EXERCISE REQUIREMENTS = From the entries below, please gather each line containing the string "fill".

════════════════

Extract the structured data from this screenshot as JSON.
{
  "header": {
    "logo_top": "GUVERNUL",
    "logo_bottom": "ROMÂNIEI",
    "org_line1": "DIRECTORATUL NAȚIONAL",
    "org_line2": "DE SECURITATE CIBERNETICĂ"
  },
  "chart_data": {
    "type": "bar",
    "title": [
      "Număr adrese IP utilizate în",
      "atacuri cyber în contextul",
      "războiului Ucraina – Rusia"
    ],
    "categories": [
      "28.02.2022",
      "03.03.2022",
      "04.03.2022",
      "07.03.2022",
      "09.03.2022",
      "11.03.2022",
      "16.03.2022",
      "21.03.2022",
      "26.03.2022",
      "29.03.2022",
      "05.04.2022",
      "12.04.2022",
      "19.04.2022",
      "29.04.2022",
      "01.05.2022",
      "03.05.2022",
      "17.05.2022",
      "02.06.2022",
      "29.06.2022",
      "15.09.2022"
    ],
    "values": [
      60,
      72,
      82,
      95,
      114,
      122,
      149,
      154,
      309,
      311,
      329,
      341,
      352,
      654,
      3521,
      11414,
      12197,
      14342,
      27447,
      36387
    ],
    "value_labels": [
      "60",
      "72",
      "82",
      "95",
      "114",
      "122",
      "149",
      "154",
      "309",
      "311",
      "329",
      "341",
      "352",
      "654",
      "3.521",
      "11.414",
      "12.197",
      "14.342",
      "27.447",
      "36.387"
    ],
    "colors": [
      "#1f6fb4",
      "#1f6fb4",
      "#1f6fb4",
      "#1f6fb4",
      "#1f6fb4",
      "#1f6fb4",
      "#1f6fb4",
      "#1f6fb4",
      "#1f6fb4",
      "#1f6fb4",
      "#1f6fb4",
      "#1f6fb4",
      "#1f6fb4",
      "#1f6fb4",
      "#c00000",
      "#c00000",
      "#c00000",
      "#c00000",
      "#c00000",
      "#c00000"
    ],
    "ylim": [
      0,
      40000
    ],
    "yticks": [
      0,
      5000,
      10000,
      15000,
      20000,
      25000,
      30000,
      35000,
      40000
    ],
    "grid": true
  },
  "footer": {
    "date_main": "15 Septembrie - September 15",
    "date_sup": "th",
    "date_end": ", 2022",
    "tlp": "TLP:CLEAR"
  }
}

════════════════

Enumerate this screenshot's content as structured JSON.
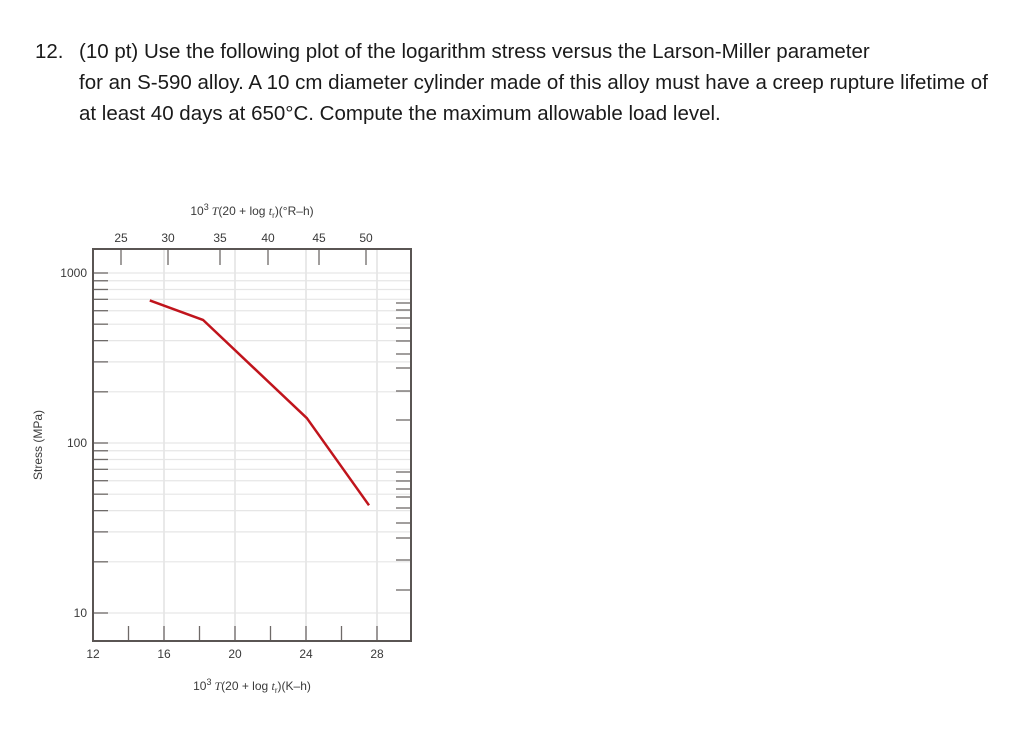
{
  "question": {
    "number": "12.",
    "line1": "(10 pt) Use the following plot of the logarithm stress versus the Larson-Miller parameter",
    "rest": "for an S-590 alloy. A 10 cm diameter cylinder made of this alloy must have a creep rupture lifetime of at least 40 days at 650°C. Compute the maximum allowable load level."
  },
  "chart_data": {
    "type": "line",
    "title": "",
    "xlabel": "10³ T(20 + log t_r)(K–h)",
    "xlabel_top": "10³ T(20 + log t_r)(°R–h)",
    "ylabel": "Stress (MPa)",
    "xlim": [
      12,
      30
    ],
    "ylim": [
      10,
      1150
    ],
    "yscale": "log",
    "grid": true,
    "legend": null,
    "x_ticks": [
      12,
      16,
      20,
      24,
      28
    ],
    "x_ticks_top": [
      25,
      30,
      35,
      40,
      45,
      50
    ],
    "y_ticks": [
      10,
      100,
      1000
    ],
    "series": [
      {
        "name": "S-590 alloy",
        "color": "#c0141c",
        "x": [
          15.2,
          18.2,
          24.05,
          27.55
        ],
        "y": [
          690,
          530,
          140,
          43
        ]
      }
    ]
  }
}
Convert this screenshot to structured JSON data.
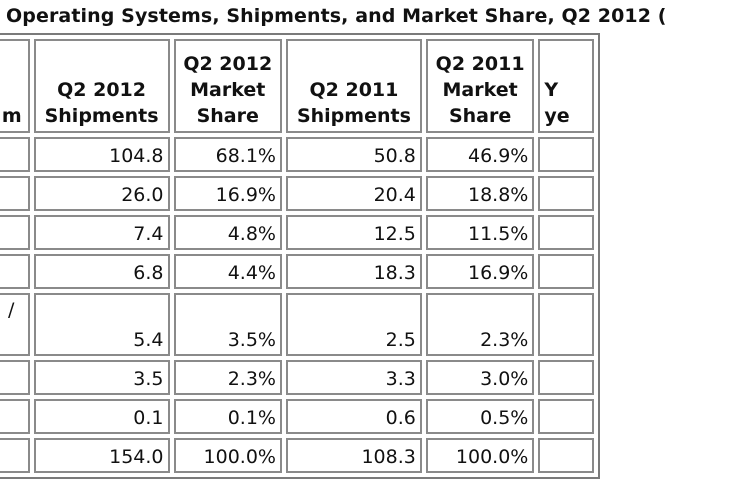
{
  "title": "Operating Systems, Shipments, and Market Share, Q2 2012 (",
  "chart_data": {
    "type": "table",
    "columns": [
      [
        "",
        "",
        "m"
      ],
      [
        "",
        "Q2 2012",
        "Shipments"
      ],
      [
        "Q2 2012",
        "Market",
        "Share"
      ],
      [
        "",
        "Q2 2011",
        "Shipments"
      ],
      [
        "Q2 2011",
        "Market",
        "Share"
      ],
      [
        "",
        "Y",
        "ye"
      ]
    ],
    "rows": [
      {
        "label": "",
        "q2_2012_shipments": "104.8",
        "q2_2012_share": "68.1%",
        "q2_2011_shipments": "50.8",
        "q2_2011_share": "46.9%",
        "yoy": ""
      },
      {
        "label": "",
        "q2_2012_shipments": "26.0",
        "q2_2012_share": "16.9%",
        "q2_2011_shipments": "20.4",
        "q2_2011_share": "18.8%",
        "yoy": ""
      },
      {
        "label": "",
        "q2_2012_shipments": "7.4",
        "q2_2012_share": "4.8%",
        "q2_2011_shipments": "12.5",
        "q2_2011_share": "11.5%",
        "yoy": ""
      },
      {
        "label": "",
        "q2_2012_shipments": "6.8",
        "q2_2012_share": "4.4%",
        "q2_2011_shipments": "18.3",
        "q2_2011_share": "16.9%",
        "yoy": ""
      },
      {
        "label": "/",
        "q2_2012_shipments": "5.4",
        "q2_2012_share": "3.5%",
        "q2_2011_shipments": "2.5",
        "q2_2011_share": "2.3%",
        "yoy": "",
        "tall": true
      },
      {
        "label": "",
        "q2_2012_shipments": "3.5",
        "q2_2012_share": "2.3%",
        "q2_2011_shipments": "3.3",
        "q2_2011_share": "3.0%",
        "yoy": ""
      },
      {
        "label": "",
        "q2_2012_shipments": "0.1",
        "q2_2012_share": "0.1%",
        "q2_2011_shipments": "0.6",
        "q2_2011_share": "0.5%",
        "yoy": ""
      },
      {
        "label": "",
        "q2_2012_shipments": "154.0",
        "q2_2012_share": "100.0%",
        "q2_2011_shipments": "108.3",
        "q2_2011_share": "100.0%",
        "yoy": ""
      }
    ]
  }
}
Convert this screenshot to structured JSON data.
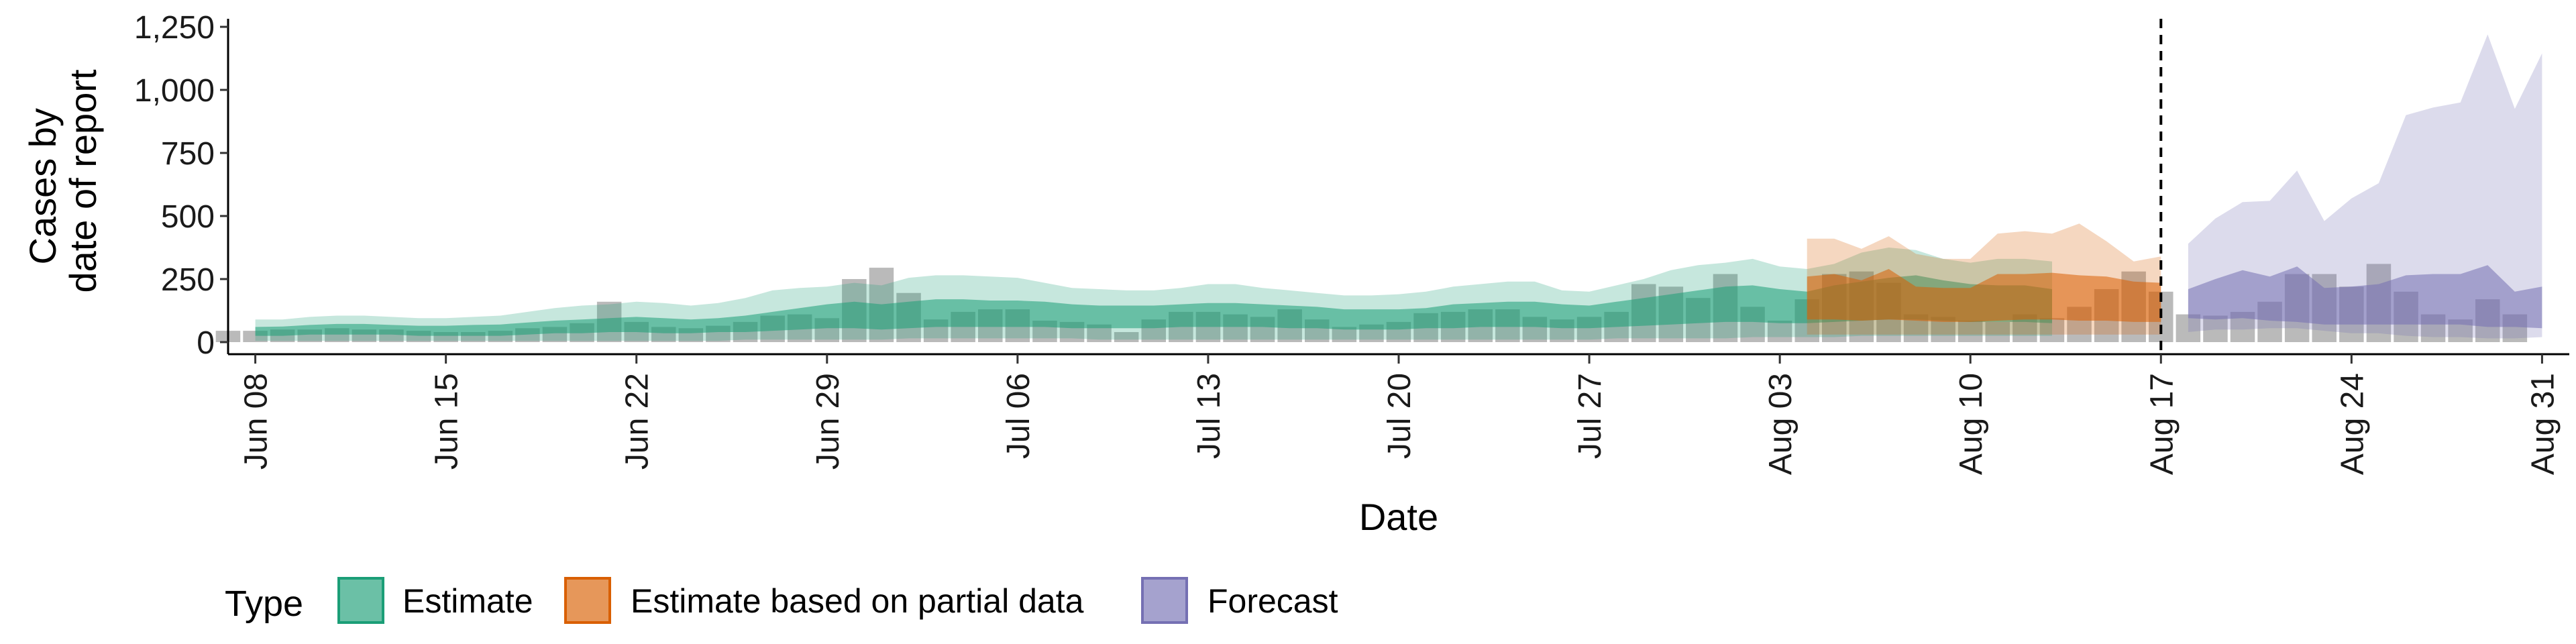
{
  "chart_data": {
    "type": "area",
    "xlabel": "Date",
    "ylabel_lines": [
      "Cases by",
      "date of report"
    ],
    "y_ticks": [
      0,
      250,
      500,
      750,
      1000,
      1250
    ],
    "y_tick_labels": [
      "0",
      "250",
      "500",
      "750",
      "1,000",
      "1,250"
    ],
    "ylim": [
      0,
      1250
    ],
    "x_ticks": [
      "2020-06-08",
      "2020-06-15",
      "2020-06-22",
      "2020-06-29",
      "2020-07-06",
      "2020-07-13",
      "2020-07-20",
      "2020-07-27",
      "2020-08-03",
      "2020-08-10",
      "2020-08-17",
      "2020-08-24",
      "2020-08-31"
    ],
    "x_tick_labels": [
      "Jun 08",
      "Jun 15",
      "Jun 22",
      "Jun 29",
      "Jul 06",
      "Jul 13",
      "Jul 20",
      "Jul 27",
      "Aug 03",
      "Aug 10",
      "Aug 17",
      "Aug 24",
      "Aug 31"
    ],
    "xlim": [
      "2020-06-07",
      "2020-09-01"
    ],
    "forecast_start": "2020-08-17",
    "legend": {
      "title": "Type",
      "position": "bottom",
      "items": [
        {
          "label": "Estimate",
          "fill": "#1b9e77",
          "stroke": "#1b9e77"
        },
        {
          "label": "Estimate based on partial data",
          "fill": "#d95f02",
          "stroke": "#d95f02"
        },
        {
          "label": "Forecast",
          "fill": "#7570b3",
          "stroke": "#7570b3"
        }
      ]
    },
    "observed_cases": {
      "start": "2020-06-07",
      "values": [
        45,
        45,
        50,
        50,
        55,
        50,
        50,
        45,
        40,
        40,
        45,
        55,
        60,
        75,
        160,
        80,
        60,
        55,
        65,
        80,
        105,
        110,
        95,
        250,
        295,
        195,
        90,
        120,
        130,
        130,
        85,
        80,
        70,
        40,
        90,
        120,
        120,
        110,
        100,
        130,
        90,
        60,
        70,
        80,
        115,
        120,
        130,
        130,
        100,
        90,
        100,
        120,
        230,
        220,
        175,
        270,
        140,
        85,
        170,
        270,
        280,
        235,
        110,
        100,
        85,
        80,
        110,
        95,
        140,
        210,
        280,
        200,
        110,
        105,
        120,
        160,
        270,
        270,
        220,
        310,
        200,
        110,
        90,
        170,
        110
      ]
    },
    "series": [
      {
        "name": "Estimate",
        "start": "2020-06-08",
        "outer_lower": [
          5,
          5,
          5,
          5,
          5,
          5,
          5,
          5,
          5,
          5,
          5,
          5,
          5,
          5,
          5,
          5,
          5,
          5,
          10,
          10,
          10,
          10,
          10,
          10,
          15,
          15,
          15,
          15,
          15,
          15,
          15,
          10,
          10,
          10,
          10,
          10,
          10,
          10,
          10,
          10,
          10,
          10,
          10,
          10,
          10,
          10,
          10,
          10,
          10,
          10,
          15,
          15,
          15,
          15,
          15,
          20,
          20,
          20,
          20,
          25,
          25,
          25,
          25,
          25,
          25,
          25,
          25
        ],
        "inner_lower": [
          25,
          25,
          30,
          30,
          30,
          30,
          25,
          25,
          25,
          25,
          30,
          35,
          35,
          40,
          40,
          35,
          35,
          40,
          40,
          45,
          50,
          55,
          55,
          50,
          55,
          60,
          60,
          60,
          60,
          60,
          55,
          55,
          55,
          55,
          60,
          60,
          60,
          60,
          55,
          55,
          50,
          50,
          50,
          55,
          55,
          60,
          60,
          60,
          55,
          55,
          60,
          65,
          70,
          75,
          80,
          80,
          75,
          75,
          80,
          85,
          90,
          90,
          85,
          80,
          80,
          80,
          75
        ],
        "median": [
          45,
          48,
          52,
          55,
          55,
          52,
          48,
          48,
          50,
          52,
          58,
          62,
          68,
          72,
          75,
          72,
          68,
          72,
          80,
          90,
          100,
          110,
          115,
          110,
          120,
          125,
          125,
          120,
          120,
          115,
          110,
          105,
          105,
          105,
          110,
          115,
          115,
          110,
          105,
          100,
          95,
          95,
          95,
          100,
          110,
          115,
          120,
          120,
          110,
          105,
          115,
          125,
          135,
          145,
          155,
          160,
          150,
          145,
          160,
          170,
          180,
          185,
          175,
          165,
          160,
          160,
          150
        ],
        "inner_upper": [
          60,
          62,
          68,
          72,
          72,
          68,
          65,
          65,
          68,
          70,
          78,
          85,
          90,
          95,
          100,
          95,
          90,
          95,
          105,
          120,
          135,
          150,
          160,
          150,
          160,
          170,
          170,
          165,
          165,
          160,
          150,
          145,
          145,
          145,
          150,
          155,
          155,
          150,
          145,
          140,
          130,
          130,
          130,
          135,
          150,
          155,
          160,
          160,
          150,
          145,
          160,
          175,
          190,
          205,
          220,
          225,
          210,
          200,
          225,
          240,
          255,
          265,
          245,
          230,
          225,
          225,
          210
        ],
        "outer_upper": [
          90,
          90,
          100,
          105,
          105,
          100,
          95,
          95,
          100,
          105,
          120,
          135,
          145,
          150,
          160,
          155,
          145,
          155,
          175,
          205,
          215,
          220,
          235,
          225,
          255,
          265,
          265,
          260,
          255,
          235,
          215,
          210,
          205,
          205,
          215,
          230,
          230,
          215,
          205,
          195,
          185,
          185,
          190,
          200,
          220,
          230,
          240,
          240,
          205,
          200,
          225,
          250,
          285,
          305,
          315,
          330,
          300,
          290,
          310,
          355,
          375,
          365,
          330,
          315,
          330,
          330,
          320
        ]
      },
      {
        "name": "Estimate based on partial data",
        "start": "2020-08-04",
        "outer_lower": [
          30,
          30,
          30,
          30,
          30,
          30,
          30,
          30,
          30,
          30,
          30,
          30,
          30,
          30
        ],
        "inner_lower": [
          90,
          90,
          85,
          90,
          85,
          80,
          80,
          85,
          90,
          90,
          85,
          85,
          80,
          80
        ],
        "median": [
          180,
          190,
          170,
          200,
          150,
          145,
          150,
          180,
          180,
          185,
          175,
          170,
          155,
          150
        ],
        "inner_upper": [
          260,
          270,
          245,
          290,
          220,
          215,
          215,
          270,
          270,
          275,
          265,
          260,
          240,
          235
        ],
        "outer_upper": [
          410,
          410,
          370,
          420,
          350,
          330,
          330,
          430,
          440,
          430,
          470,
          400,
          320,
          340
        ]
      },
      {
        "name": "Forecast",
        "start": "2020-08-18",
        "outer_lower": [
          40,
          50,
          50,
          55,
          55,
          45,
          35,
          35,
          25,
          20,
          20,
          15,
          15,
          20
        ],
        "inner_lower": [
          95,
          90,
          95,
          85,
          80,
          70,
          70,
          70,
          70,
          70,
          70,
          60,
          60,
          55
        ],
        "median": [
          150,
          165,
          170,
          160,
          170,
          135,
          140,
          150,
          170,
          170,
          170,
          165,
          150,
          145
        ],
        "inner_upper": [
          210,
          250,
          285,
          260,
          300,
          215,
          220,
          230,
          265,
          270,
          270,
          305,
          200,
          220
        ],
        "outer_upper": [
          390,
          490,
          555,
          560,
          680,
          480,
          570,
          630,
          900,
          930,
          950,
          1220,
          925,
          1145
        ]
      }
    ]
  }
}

════════════════

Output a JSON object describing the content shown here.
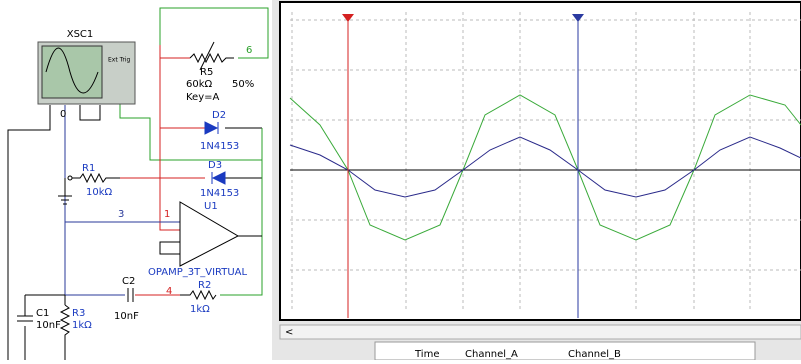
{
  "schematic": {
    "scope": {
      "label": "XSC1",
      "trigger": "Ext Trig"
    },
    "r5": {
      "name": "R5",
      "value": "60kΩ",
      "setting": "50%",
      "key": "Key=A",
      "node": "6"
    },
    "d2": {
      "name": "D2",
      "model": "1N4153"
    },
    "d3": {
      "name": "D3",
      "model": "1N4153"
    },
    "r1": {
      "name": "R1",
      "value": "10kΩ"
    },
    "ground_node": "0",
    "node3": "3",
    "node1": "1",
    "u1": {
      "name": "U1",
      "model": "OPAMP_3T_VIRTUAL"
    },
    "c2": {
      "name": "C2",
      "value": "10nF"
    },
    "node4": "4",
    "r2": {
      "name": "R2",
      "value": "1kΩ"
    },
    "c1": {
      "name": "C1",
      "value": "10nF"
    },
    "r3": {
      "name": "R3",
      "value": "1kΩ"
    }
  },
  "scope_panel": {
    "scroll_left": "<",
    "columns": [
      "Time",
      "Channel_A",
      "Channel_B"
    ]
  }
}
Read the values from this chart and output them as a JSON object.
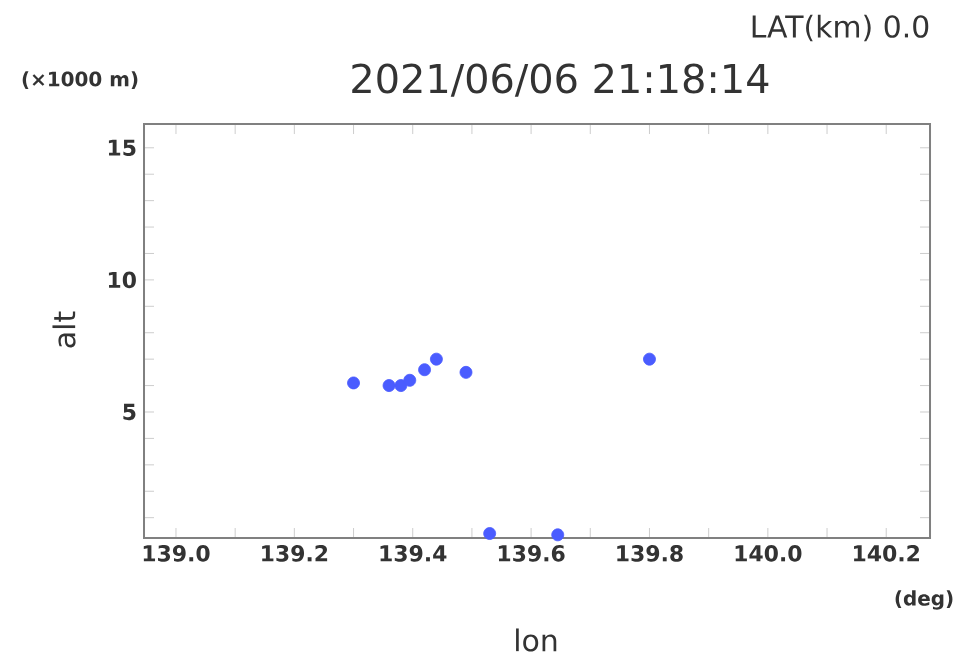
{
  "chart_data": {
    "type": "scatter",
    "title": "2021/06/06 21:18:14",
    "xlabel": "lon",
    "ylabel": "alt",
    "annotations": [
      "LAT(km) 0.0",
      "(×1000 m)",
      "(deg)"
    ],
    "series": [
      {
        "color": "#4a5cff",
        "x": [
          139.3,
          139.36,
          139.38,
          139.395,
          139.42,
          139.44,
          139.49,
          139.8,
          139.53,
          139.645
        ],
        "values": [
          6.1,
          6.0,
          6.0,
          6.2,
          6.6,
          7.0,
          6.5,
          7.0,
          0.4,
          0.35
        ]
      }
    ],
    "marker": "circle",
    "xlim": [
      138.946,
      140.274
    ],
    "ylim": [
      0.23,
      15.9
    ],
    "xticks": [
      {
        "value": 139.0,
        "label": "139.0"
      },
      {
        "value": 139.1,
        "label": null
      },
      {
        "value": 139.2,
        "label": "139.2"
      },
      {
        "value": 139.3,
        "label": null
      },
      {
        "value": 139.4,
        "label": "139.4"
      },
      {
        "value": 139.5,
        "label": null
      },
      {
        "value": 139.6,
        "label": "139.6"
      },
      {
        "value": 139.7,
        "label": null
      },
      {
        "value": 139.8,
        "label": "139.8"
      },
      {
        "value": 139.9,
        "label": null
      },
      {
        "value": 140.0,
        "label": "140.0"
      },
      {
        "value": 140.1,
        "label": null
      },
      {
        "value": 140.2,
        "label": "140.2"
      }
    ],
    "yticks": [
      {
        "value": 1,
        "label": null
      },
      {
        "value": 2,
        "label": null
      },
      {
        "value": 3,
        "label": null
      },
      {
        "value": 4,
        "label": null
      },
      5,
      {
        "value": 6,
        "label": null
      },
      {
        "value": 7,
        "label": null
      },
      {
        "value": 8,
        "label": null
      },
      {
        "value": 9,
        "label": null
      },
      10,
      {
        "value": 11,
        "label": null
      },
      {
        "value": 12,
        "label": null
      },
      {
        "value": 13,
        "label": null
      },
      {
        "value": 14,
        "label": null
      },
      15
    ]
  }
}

════════════════

SOLUTION BELOW =
          "fill": "#1b9e77",
          "fill": "#d95f02",
          "fill": "#7570b3",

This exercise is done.